## START INFORMATION PROVIDED

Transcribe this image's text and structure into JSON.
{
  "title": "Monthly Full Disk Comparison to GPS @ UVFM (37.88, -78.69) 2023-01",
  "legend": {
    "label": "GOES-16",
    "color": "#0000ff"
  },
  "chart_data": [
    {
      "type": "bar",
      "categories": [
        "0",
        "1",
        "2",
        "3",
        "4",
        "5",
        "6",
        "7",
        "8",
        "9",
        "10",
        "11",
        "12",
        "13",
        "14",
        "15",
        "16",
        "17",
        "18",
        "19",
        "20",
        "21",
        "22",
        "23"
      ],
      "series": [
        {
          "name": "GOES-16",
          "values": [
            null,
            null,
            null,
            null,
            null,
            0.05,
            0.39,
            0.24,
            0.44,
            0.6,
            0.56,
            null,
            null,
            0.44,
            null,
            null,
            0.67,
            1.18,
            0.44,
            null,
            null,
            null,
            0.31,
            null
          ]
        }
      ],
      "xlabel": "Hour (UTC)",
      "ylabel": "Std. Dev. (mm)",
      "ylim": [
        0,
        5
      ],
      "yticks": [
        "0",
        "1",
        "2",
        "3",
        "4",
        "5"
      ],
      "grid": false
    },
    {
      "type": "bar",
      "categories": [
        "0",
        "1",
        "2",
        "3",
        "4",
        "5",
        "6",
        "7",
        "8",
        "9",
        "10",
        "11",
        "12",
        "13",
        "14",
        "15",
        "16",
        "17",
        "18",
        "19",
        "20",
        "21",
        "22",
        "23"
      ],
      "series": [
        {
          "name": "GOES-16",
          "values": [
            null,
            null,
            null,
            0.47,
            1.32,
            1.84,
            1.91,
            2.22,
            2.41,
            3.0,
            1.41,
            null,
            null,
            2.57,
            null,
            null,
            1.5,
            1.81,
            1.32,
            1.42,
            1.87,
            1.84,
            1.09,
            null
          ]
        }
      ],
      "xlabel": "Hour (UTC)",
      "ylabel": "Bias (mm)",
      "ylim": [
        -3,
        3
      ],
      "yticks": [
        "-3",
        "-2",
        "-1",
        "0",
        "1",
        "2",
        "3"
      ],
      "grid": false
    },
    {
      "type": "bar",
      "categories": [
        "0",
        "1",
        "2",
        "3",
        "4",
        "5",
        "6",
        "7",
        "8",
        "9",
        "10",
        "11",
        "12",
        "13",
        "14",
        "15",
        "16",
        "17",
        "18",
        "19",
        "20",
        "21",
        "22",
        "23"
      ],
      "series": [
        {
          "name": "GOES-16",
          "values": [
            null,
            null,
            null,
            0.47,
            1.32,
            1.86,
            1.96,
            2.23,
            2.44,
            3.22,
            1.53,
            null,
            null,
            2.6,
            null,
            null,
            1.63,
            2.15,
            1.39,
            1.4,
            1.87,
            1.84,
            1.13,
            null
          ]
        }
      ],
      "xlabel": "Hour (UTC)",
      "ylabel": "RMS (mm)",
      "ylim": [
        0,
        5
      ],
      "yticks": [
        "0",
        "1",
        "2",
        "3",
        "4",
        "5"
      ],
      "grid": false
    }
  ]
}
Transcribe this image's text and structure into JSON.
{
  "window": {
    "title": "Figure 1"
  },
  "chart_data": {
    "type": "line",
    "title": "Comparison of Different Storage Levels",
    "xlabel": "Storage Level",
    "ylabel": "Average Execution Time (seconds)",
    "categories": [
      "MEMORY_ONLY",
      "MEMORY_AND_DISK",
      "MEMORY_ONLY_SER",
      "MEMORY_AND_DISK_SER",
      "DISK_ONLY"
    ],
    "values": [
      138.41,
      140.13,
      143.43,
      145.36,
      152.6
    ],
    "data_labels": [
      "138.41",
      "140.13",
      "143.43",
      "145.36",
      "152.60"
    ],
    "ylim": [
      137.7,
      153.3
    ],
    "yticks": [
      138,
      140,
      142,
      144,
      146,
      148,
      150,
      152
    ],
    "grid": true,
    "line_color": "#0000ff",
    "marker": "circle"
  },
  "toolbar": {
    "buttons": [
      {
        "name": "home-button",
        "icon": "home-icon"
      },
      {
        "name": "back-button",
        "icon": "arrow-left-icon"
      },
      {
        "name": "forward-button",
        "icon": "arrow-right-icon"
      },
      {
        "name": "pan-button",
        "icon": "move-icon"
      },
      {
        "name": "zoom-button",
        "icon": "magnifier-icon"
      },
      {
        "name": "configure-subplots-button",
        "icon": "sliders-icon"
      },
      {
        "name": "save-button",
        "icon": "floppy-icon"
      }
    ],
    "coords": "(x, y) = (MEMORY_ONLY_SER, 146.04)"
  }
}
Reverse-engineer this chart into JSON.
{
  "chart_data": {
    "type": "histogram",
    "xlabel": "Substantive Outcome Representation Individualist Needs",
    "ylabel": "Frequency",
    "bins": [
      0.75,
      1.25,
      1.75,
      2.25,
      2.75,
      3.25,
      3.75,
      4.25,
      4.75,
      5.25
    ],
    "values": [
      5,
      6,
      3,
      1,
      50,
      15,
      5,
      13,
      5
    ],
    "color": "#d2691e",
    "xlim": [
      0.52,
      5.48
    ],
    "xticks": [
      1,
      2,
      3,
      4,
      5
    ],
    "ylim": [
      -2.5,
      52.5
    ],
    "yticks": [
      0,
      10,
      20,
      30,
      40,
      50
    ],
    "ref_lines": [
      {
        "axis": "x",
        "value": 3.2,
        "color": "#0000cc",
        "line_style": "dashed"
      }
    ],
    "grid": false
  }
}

## END INFORMATION PROVIDED

WRITTEN INSTRUCTION:
Return all lines of the material above in which the word "icon" occurs.

WRITTEN RESPONSE:
        "icon": "home-icon"
        "icon": "arrow-left-icon"
        "icon": "arrow-right-icon"
        "icon": "move-icon"
        "icon": "magnifier-icon"
        "icon": "sliders-icon"
        "icon": "floppy-icon"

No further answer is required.